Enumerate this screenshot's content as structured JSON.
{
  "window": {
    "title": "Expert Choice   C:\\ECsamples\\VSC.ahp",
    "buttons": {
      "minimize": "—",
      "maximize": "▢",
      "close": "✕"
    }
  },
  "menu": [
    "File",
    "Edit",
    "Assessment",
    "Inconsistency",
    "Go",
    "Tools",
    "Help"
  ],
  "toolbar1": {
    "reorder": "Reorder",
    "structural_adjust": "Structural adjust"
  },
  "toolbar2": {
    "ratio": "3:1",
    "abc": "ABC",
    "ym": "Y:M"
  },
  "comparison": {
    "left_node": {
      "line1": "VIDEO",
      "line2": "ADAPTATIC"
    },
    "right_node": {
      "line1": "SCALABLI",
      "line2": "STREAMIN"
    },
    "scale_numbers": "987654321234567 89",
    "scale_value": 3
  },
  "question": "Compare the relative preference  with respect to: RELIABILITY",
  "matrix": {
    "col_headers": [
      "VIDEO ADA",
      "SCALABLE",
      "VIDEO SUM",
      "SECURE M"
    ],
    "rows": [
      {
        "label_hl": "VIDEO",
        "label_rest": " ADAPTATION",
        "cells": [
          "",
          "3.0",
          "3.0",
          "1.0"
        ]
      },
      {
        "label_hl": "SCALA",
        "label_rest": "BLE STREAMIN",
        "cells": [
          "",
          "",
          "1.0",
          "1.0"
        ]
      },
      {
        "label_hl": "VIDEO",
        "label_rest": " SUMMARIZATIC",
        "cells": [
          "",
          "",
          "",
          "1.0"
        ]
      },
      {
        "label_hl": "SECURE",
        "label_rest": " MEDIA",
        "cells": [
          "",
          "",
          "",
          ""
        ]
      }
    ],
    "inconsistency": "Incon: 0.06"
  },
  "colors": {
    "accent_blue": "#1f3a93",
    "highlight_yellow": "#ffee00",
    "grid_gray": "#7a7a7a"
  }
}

• • • • •

Every line above should be written out again exactly as it stands.

**FULL ANSWER**
Enumerate this screenshot's content as structured JSON.
{
  "window": {
    "title": "Expert Choice   C:\\ECsamples\\VSC.ahp",
    "buttons": {
      "minimize": "—",
      "maximize": "▢",
      "close": "✕"
    }
  },
  "menu": [
    "File",
    "Edit",
    "Assessment",
    "Inconsistency",
    "Go",
    "Tools",
    "Help"
  ],
  "toolbar1": {
    "reorder": "Reorder",
    "structural_adjust": "Structural adjust"
  },
  "toolbar2": {
    "ratio": "3:1",
    "abc": "ABC",
    "ym": "Y:M"
  },
  "comparison": {
    "left_node": {
      "line1": "VIDEO",
      "line2": "ADAPTATIC"
    },
    "right_node": {
      "line1": "SCALABLI",
      "line2": "STREAMIN"
    },
    "scale_numbers": "987654321234567 89",
    "scale_value": 3
  },
  "question": "Compare the relative preference  with respect to: RELIABILITY",
  "matrix": {
    "col_headers": [
      "VIDEO ADA",
      "SCALABLE",
      "VIDEO SUM",
      "SECURE M"
    ],
    "rows": [
      {
        "label_hl": "VIDEO",
        "label_rest": " ADAPTATION",
        "cells": [
          "",
          "3.0",
          "3.0",
          "1.0"
        ]
      },
      {
        "label_hl": "SCALA",
        "label_rest": "BLE STREAMIN",
        "cells": [
          "",
          "",
          "1.0",
          "1.0"
        ]
      },
      {
        "label_hl": "VIDEO",
        "label_rest": " SUMMARIZATIC",
        "cells": [
          "",
          "",
          "",
          "1.0"
        ]
      },
      {
        "label_hl": "SECURE",
        "label_rest": " MEDIA",
        "cells": [
          "",
          "",
          "",
          ""
        ]
      }
    ],
    "inconsistency": "Incon: 0.06"
  },
  "colors": {
    "accent_blue": "#1f3a93",
    "highlight_yellow": "#ffee00",
    "grid_gray": "#7a7a7a"
  }
}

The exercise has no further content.